### [What you are asked to do]
Print the data exactly as it is given, please.

--- BEGIN Data provided ---

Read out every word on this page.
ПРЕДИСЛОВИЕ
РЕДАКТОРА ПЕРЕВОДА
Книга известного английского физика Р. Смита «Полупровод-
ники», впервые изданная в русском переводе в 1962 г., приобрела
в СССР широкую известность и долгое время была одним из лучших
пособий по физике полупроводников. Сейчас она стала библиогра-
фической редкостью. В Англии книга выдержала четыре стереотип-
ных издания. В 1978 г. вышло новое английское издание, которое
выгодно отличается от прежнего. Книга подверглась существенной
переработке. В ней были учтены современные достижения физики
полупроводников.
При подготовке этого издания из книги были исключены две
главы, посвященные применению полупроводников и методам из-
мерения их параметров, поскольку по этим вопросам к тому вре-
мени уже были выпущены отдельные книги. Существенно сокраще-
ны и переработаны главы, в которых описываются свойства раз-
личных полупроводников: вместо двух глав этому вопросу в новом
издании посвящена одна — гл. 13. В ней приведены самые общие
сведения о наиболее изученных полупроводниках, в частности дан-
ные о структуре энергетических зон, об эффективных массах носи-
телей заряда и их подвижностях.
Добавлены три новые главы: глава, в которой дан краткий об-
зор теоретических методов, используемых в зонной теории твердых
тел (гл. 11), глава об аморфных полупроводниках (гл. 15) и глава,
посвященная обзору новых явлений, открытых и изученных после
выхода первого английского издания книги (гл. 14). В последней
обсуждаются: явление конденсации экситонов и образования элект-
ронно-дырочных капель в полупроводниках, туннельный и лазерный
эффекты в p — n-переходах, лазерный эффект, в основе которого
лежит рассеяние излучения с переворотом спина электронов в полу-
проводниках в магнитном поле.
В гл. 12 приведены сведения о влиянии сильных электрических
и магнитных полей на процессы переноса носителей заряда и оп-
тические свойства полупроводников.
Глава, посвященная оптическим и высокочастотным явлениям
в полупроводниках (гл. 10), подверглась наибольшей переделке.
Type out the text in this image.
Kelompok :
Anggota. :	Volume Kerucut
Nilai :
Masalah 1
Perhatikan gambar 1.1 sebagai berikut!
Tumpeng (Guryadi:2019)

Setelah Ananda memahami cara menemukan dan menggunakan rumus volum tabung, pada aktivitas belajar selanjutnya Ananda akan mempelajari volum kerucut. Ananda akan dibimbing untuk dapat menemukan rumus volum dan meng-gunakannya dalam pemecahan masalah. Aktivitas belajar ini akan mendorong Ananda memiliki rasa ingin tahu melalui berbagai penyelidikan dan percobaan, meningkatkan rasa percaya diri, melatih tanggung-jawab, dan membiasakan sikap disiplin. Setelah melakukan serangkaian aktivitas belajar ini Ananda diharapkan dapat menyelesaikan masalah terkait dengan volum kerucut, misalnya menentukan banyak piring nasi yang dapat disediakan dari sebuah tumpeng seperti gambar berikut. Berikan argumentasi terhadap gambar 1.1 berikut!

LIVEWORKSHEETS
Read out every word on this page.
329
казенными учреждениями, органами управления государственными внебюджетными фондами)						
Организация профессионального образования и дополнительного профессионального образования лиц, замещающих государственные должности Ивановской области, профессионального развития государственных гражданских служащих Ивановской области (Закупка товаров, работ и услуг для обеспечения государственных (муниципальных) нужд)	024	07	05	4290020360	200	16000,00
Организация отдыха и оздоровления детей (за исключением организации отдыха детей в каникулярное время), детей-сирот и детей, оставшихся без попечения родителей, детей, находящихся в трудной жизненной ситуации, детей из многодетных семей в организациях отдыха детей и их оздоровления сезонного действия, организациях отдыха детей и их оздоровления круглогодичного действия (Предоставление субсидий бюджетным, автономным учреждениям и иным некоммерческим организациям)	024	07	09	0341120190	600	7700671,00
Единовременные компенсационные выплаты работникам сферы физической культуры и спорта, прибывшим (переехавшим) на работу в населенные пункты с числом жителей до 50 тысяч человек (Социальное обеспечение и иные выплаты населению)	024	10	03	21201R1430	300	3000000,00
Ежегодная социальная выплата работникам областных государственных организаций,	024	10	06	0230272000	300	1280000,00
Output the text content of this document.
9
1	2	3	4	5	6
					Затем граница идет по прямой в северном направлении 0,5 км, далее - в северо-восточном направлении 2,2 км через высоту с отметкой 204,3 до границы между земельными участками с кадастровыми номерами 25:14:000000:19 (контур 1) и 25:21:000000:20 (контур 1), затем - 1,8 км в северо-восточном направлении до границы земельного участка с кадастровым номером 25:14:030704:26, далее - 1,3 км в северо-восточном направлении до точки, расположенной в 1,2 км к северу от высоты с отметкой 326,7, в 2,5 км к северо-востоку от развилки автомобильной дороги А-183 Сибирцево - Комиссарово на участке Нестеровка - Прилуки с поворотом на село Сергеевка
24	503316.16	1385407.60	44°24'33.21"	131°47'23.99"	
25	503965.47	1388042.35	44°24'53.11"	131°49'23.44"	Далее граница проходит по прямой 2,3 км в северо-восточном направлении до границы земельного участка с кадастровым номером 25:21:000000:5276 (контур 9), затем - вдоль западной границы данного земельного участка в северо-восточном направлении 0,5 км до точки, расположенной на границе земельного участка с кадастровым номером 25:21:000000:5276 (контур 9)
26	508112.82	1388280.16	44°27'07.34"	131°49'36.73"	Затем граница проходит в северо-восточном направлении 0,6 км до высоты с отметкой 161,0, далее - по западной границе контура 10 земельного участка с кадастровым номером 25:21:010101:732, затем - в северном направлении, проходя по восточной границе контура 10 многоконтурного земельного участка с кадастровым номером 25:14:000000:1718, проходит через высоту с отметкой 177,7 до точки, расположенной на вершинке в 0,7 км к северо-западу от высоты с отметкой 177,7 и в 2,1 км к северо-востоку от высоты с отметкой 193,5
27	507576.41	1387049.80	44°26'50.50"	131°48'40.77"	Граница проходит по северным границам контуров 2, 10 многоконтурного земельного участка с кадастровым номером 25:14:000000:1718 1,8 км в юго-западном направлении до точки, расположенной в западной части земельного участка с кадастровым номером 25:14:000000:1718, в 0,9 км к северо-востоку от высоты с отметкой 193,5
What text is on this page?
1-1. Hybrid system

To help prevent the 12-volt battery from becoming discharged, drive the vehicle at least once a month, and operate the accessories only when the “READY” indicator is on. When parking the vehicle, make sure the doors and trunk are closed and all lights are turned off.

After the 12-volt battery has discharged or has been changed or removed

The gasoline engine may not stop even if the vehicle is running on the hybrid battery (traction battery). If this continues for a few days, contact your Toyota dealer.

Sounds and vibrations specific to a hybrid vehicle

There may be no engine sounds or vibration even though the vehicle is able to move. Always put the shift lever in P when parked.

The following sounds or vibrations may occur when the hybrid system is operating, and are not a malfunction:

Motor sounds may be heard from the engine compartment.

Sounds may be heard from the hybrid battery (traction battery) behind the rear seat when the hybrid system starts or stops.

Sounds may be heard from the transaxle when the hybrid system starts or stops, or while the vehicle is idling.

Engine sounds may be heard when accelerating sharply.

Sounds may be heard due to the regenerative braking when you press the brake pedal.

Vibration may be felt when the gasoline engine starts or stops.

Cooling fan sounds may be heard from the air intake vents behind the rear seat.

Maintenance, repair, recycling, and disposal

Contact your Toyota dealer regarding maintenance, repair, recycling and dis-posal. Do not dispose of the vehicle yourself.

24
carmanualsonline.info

--- END Data provided ---

### [Task result]
Read out every word on this page.
ПРЕДИСЛОВИЕ
РЕДАКТОРА ПЕРЕВОДА
Книга известного английского физика Р. Смита «Полупровод-
ники», впервые изданная в русском переводе в 1962 г., приобрела
в СССР широкую известность и долгое время была одним из лучших
пособий по физике полупроводников. Сейчас она стала библиогра-
фической редкостью. В Англии книга выдержала четыре стереотип-
ных издания. В 1978 г. вышло новое английское издание, которое
выгодно отличается от прежнего. Книга подверглась существенной
переработке. В ней были учтены современные достижения физики
полупроводников.
При подготовке этого издания из книги были исключены две
главы, посвященные применению полупроводников и методам из-
мерения их параметров, поскольку по этим вопросам к тому вре-
мени уже были выпущены отдельные книги. Существенно сокраще-
ны и переработаны главы, в которых описываются свойства раз-
личных полупроводников: вместо двух глав этому вопросу в новом
издании посвящена одна — гл. 13. В ней приведены самые общие
сведения о наиболее изученных полупроводниках, в частности дан-
ные о структуре энергетических зон, об эффективных массах носи-
телей заряда и их подвижностях.
Добавлены три новые главы: глава, в которой дан краткий об-
зор теоретических методов, используемых в зонной теории твердых
тел (гл. 11), глава об аморфных полупроводниках (гл. 15) и глава,
посвященная обзору новых явлений, открытых и изученных после
выхода первого английского издания книги (гл. 14). В последней
обсуждаются: явление конденсации экситонов и образования элект-
ронно-дырочных капель в полупроводниках, туннельный и лазерный
эффекты в p — n-переходах, лазерный эффект, в основе которого
лежит рассеяние излучения с переворотом спина электронов в полу-
проводниках в магнитном поле.
В гл. 12 приведены сведения о влиянии сильных электрических
и магнитных полей на процессы переноса носителей заряда и оп-
тические свойства полупроводников.
Глава, посвященная оптическим и высокочастотным явлениям
в полупроводниках (гл. 10), подверглась наибольшей переделке.
Type out the text in this image.
Kelompok :
Anggota. :	Volume Kerucut
Nilai :
Masalah 1
Perhatikan gambar 1.1 sebagai berikut!
Tumpeng (Guryadi:2019)

Setelah Ananda memahami cara menemukan dan menggunakan rumus volum tabung, pada aktivitas belajar selanjutnya Ananda akan mempelajari volum kerucut. Ananda akan dibimbing untuk dapat menemukan rumus volum dan meng-gunakannya dalam pemecahan masalah. Aktivitas belajar ini akan mendorong Ananda memiliki rasa ingin tahu melalui berbagai penyelidikan dan percobaan, meningkatkan rasa percaya diri, melatih tanggung-jawab, dan membiasakan sikap disiplin. Setelah melakukan serangkaian aktivitas belajar ini Ananda diharapkan dapat menyelesaikan masalah terkait dengan volum kerucut, misalnya menentukan banyak piring nasi yang dapat disediakan dari sebuah tumpeng seperti gambar berikut. Berikan argumentasi terhadap gambar 1.1 berikut!

LIVEWORKSHEETS
Read out every word on this page.
329
казенными учреждениями, органами управления государственными внебюджетными фондами)						
Организация профессионального образования и дополнительного профессионального образования лиц, замещающих государственные должности Ивановской области, профессионального развития государственных гражданских служащих Ивановской области (Закупка товаров, работ и услуг для обеспечения государственных (муниципальных) нужд)	024	07	05	4290020360	200	16000,00
Организация отдыха и оздоровления детей (за исключением организации отдыха детей в каникулярное время), детей-сирот и детей, оставшихся без попечения родителей, детей, находящихся в трудной жизненной ситуации, детей из многодетных семей в организациях отдыха детей и их оздоровления сезонного действия, организациях отдыха детей и их оздоровления круглогодичного действия (Предоставление субсидий бюджетным, автономным учреждениям и иным некоммерческим организациям)	024	07	09	0341120190	600	7700671,00
Единовременные компенсационные выплаты работникам сферы физической культуры и спорта, прибывшим (переехавшим) на работу в населенные пункты с числом жителей до 50 тысяч человек (Социальное обеспечение и иные выплаты населению)	024	10	03	21201R1430	300	3000000,00
Ежегодная социальная выплата работникам областных государственных организаций,	024	10	06	0230272000	300	1280000,00
Output the text content of this document.
9
1	2	3	4	5	6
					Затем граница идет по прямой в северном направлении 0,5 км, далее - в северо-восточном направлении 2,2 км через высоту с отметкой 204,3 до границы между земельными участками с кадастровыми номерами 25:14:000000:19 (контур 1) и 25:21:000000:20 (контур 1), затем - 1,8 км в северо-восточном направлении до границы земельного участка с кадастровым номером 25:14:030704:26, далее - 1,3 км в северо-восточном направлении до точки, расположенной в 1,2 км к северу от высоты с отметкой 326,7, в 2,5 км к северо-востоку от развилки автомобильной дороги А-183 Сибирцево - Комиссарово на участке Нестеровка - Прилуки с поворотом на село Сергеевка
24	503316.16	1385407.60	44°24'33.21"	131°47'23.99"	
25	503965.47	1388042.35	44°24'53.11"	131°49'23.44"	Далее граница проходит по прямой 2,3 км в северо-восточном направлении до границы земельного участка с кадастровым номером 25:21:000000:5276 (контур 9), затем - вдоль западной границы данного земельного участка в северо-восточном направлении 0,5 км до точки, расположенной на границе земельного участка с кадастровым номером 25:21:000000:5276 (контур 9)
26	508112.82	1388280.16	44°27'07.34"	131°49'36.73"	Затем граница проходит в северо-восточном направлении 0,6 км до высоты с отметкой 161,0, далее - по западной границе контура 10 земельного участка с кадастровым номером 25:21:010101:732, затем - в северном направлении, проходя по восточной границе контура 10 многоконтурного земельного участка с кадастровым номером 25:14:000000:1718, проходит через высоту с отметкой 177,7 до точки, расположенной на вершинке в 0,7 км к северо-западу от высоты с отметкой 177,7 и в 2,1 км к северо-востоку от высоты с отметкой 193,5
27	507576.41	1387049.80	44°26'50.50"	131°48'40.77"	Граница проходит по северным границам контуров 2, 10 многоконтурного земельного участка с кадастровым номером 25:14:000000:1718 1,8 км в юго-западном направлении до точки, расположенной в западной части земельного участка с кадастровым номером 25:14:000000:1718, в 0,9 км к северо-востоку от высоты с отметкой 193,5
What text is on this page?
1-1. Hybrid system

To help prevent the 12-volt battery from becoming discharged, drive the vehicle at least once a month, and operate the accessories only when the “READY” indicator is on. When parking the vehicle, make sure the doors and trunk are closed and all lights are turned off.

After the 12-volt battery has discharged or has been changed or removed

The gasoline engine may not stop even if the vehicle is running on the hybrid battery (traction battery). If this continues for a few days, contact your Toyota dealer.

Sounds and vibrations specific to a hybrid vehicle

There may be no engine sounds or vibration even though the vehicle is able to move. Always put the shift lever in P when parked.

The following sounds or vibrations may occur when the hybrid system is operating, and are not a malfunction:

Motor sounds may be heard from the engine compartment.

Sounds may be heard from the hybrid battery (traction battery) behind the rear seat when the hybrid system starts or stops.

Sounds may be heard from the transaxle when the hybrid system starts or stops, or while the vehicle is idling.

Engine sounds may be heard when accelerating sharply.

Sounds may be heard due to the regenerative braking when you press the brake pedal.

Vibration may be felt when the gasoline engine starts or stops.

Cooling fan sounds may be heard from the air intake vents behind the rear seat.

Maintenance, repair, recycling, and disposal

Contact your Toyota dealer regarding maintenance, repair, recycling and dis-posal. Do not dispose of the vehicle yourself.

24
carmanualsonline.info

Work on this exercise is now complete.